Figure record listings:
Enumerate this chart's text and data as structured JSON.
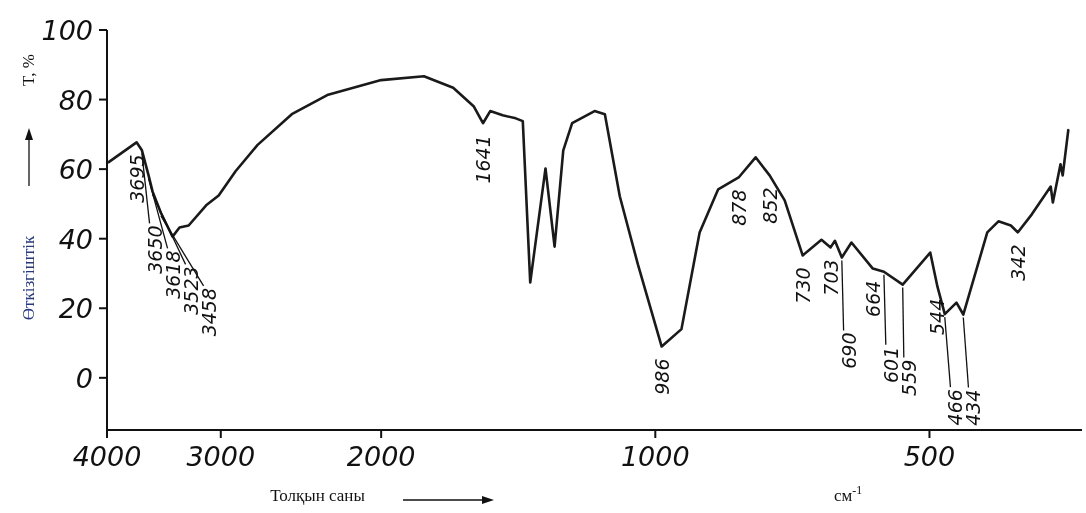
{
  "chart_data": {
    "type": "line",
    "xlabel": "Толқын саны",
    "ylabel": "Өткізгіштік",
    "annotations": [
      "T, %",
      "см$^{-1}$",
      {
        "text": "3695",
        "x": 3712,
        "y": 67.7
      },
      {
        "text": "3650",
        "x": 3662,
        "y": 65.4
      },
      {
        "text": "3618",
        "x": 3601,
        "y": 58.2
      },
      {
        "text": "3523",
        "x": 3565,
        "y": 53.6
      },
      {
        "text": "3458",
        "x": 3490,
        "y": 47.4
      },
      {
        "text": "1641",
        "x": 1546,
        "y": 73.2
      },
      {
        "text": "986",
        "x": 984,
        "y": 9
      },
      {
        "text": "878",
        "x": 810,
        "y": 57.6
      },
      {
        "text": "852",
        "x": 749,
        "y": 58.2
      },
      {
        "text": "730",
        "x": 689,
        "y": 35.2
      },
      {
        "text": "703",
        "x": 642,
        "y": 37.5
      },
      {
        "text": "690",
        "x": 624,
        "y": 34.6
      },
      {
        "text": "664",
        "x": 577,
        "y": 31.4
      },
      {
        "text": "601",
        "x": 561,
        "y": 30.5
      },
      {
        "text": "559",
        "x": 535,
        "y": 26.8
      },
      {
        "text": "544",
        "x": 490,
        "y": 26.2
      },
      {
        "text": "466",
        "x": 481,
        "y": 18.3
      },
      {
        "text": "434",
        "x": 459,
        "y": 18.2
      },
      {
        "text": "342",
        "x": 400,
        "y": 41.8
      }
    ],
    "log": "x",
    "xlim": [
      4000,
      340
    ],
    "xticks": [
      4000,
      3000,
      2000,
      1000,
      500
    ],
    "ylim": [
      -15,
      100
    ],
    "yticks": [
      0,
      20,
      40,
      60,
      80,
      100
    ],
    "marker": "none",
    "line_style": "solid",
    "series": [
      {
        "color": "#1a1a1a",
        "x": [
          3983,
          3712,
          3662,
          3601,
          3565,
          3490,
          3389,
          3330,
          3254,
          3113,
          3016,
          2890,
          2735,
          2507,
          2292,
          2000,
          1795,
          1667,
          1582,
          1546,
          1518,
          1471,
          1423,
          1398,
          1372,
          1320,
          1290,
          1262,
          1234,
          1166,
          1136,
          1094,
          1045,
          984,
          936,
          894,
          853,
          810,
          776,
          749,
          721,
          689,
          657,
          642,
          635,
          624,
          609,
          577,
          561,
          535,
          499,
          490,
          481,
          467,
          459,
          432,
          420,
          407,
          400,
          386,
          368,
          366,
          359,
          357,
          352
        ],
        "values": [
          62,
          67.7,
          65.4,
          58.2,
          53.6,
          47.4,
          40.6,
          43.2,
          43.8,
          49.6,
          52.4,
          59.4,
          66.9,
          75.8,
          81.3,
          85.6,
          86.7,
          83.4,
          78,
          73.2,
          76.7,
          75.5,
          74.6,
          73.8,
          27.4,
          60.2,
          37.7,
          65.4,
          73.2,
          76.7,
          75.8,
          52.2,
          32.6,
          9,
          14,
          41.8,
          54.2,
          57.6,
          63.4,
          58.2,
          51,
          35.2,
          39.7,
          37.5,
          39.4,
          34.6,
          38.9,
          31.4,
          30.5,
          26.8,
          36,
          26.2,
          18.3,
          21.6,
          18.2,
          41.8,
          45,
          43.8,
          41.8,
          47,
          55,
          50.4,
          61.4,
          58.2,
          71.2
        ]
      }
    ]
  }
}
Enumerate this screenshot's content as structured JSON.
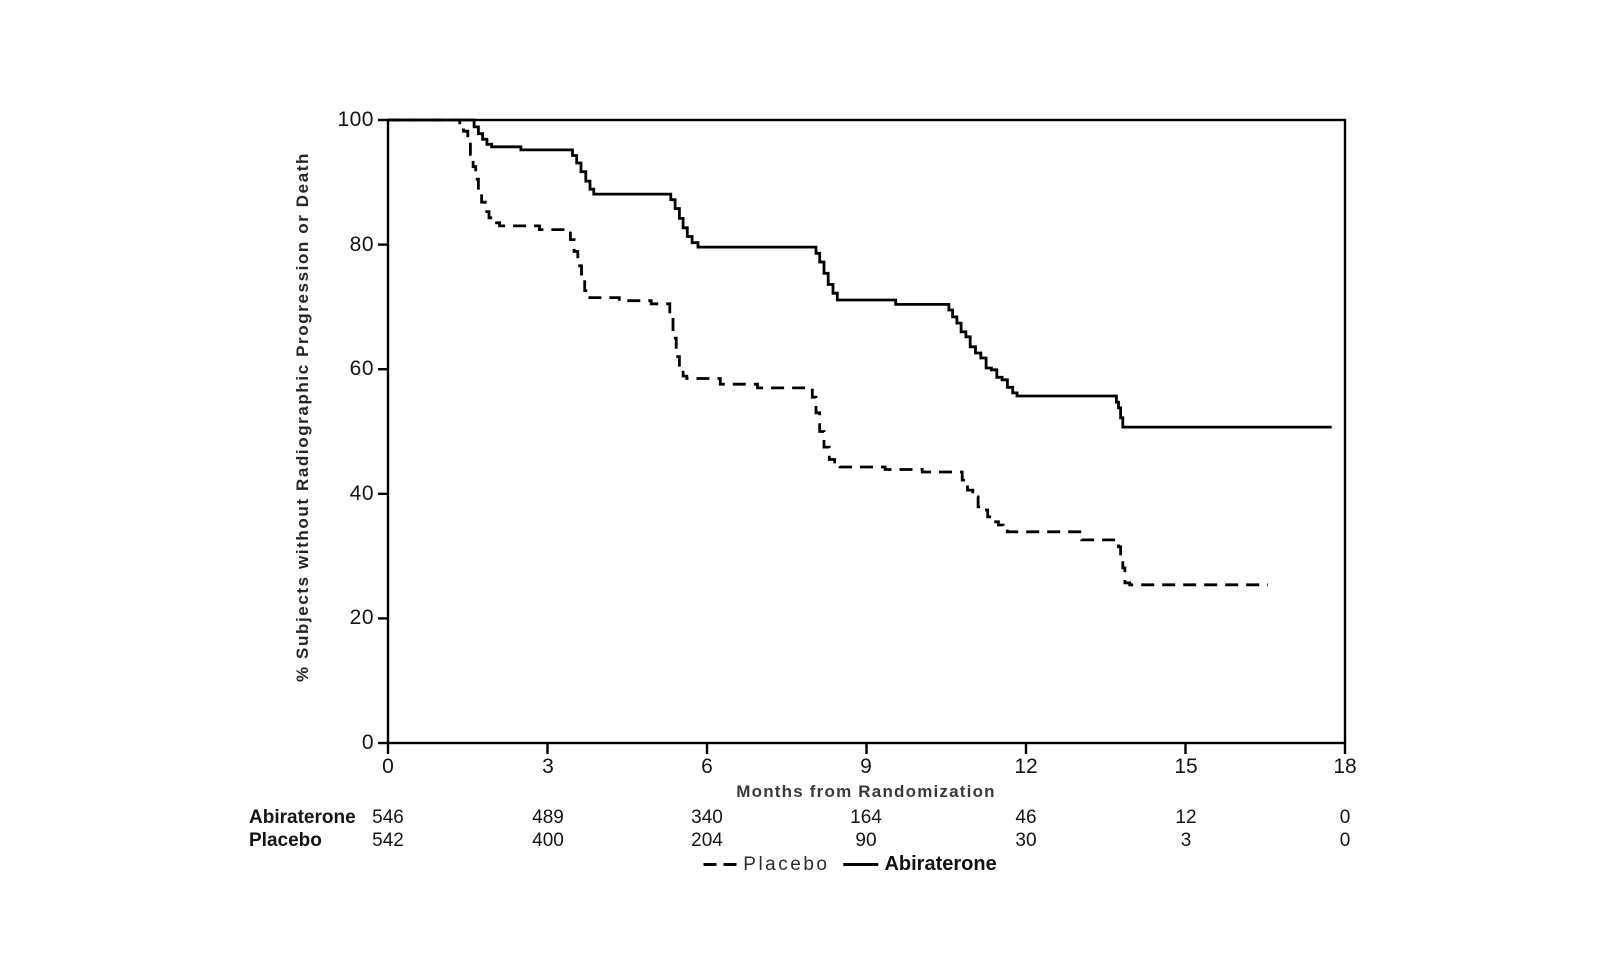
{
  "chart_data": {
    "type": "line",
    "subtype": "kaplan-meier-step",
    "title": "",
    "xlabel": "Months from Randomization",
    "ylabel": "% Subjects without Radiographic Progression or Death",
    "xlim": [
      0,
      18
    ],
    "ylim": [
      0,
      100
    ],
    "xticks": [
      0,
      3,
      6,
      9,
      12,
      15,
      18
    ],
    "yticks": [
      0,
      20,
      40,
      60,
      80,
      100
    ],
    "grid": false,
    "legend_position": "bottom-center",
    "line_color": "#000000",
    "series": [
      {
        "name": "Abiraterone",
        "style": "solid",
        "color": "#000000",
        "points": [
          [
            0,
            100
          ],
          [
            1.55,
            100
          ],
          [
            1.62,
            98.9
          ],
          [
            1.7,
            97.8
          ],
          [
            1.78,
            96.9
          ],
          [
            1.86,
            96.1
          ],
          [
            1.95,
            95.7
          ],
          [
            2.45,
            95.7
          ],
          [
            2.5,
            95.2
          ],
          [
            3.4,
            95.2
          ],
          [
            3.47,
            94.3
          ],
          [
            3.55,
            93.1
          ],
          [
            3.63,
            91.7
          ],
          [
            3.72,
            90.2
          ],
          [
            3.8,
            88.9
          ],
          [
            3.87,
            88.1
          ],
          [
            5.25,
            88.1
          ],
          [
            5.32,
            87.2
          ],
          [
            5.4,
            85.8
          ],
          [
            5.48,
            84.2
          ],
          [
            5.55,
            82.7
          ],
          [
            5.63,
            81.3
          ],
          [
            5.72,
            80.3
          ],
          [
            5.83,
            79.6
          ],
          [
            8.0,
            79.6
          ],
          [
            8.05,
            78.6
          ],
          [
            8.12,
            77.2
          ],
          [
            8.2,
            75.4
          ],
          [
            8.28,
            73.6
          ],
          [
            8.37,
            72.2
          ],
          [
            8.45,
            71.1
          ],
          [
            9.5,
            71.1
          ],
          [
            9.55,
            70.4
          ],
          [
            10.5,
            70.4
          ],
          [
            10.55,
            69.5
          ],
          [
            10.62,
            68.4
          ],
          [
            10.7,
            67.4
          ],
          [
            10.78,
            66.0
          ],
          [
            10.87,
            65.2
          ],
          [
            10.95,
            63.6
          ],
          [
            11.05,
            62.6
          ],
          [
            11.15,
            61.8
          ],
          [
            11.25,
            60.2
          ],
          [
            11.35,
            59.9
          ],
          [
            11.45,
            58.7
          ],
          [
            11.55,
            58.3
          ],
          [
            11.65,
            57.1
          ],
          [
            11.75,
            56.2
          ],
          [
            11.83,
            55.7
          ],
          [
            13.65,
            55.7
          ],
          [
            13.7,
            54.7
          ],
          [
            13.74,
            53.8
          ],
          [
            13.78,
            52.2
          ],
          [
            13.82,
            50.7
          ],
          [
            17.75,
            50.7
          ]
        ]
      },
      {
        "name": "Placebo",
        "style": "dashed",
        "color": "#000000",
        "points": [
          [
            0,
            100
          ],
          [
            1.28,
            100
          ],
          [
            1.35,
            99.3
          ],
          [
            1.42,
            98.2
          ],
          [
            1.5,
            96.5
          ],
          [
            1.55,
            94.5
          ],
          [
            1.6,
            92.5
          ],
          [
            1.65,
            90.5
          ],
          [
            1.7,
            88.5
          ],
          [
            1.76,
            86.8
          ],
          [
            1.83,
            85.3
          ],
          [
            1.9,
            84.3
          ],
          [
            2.0,
            83.5
          ],
          [
            2.1,
            83.0
          ],
          [
            2.8,
            83.0
          ],
          [
            2.85,
            82.4
          ],
          [
            3.38,
            82.4
          ],
          [
            3.43,
            80.8
          ],
          [
            3.5,
            78.9
          ],
          [
            3.57,
            76.6
          ],
          [
            3.64,
            74.3
          ],
          [
            3.7,
            72.6
          ],
          [
            3.76,
            71.5
          ],
          [
            4.3,
            71.5
          ],
          [
            4.35,
            71.0
          ],
          [
            4.9,
            71.0
          ],
          [
            4.95,
            70.5
          ],
          [
            5.25,
            70.5
          ],
          [
            5.3,
            68.0
          ],
          [
            5.36,
            65.0
          ],
          [
            5.42,
            62.0
          ],
          [
            5.48,
            60.0
          ],
          [
            5.55,
            58.9
          ],
          [
            5.62,
            58.5
          ],
          [
            6.2,
            58.5
          ],
          [
            6.25,
            57.6
          ],
          [
            6.9,
            57.6
          ],
          [
            6.95,
            57.0
          ],
          [
            7.92,
            57.0
          ],
          [
            7.98,
            55.5
          ],
          [
            8.05,
            53.0
          ],
          [
            8.12,
            50.0
          ],
          [
            8.2,
            47.5
          ],
          [
            8.3,
            45.5
          ],
          [
            8.4,
            44.7
          ],
          [
            8.5,
            44.3
          ],
          [
            9.3,
            44.3
          ],
          [
            9.35,
            43.9
          ],
          [
            10.0,
            43.9
          ],
          [
            10.05,
            43.5
          ],
          [
            10.73,
            43.5
          ],
          [
            10.8,
            42.2
          ],
          [
            10.9,
            40.6
          ],
          [
            11.0,
            39.5
          ],
          [
            11.1,
            37.9
          ],
          [
            11.18,
            37.4
          ],
          [
            11.28,
            36.3
          ],
          [
            11.38,
            35.5
          ],
          [
            11.48,
            35.0
          ],
          [
            11.57,
            34.5
          ],
          [
            11.65,
            33.9
          ],
          [
            13.0,
            33.9
          ],
          [
            13.05,
            32.6
          ],
          [
            13.7,
            32.6
          ],
          [
            13.74,
            31.5
          ],
          [
            13.78,
            29.7
          ],
          [
            13.82,
            28.1
          ],
          [
            13.86,
            25.7
          ],
          [
            13.95,
            25.4
          ],
          [
            16.55,
            25.4
          ]
        ]
      }
    ],
    "at_risk_table": {
      "x_values": [
        0,
        3,
        6,
        9,
        12,
        15,
        18
      ],
      "rows": [
        {
          "label": "Abiraterone",
          "values": [
            "546",
            "489",
            "340",
            "164",
            "46",
            "12",
            "0"
          ]
        },
        {
          "label": "Placebo",
          "values": [
            "542",
            "400",
            "204",
            "90",
            "30",
            "3",
            "0"
          ]
        }
      ]
    }
  },
  "legend": {
    "placebo_label": "Placebo",
    "abiraterone_label": "Abiraterone"
  }
}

▸ **TASK BRIEF**
Check all the records above and select each line where the string "xlabel" is found.

▸ **THE RESPONSE**
    "xlabel": "Толқын саны",
    "xlabel": "Months from Randomization",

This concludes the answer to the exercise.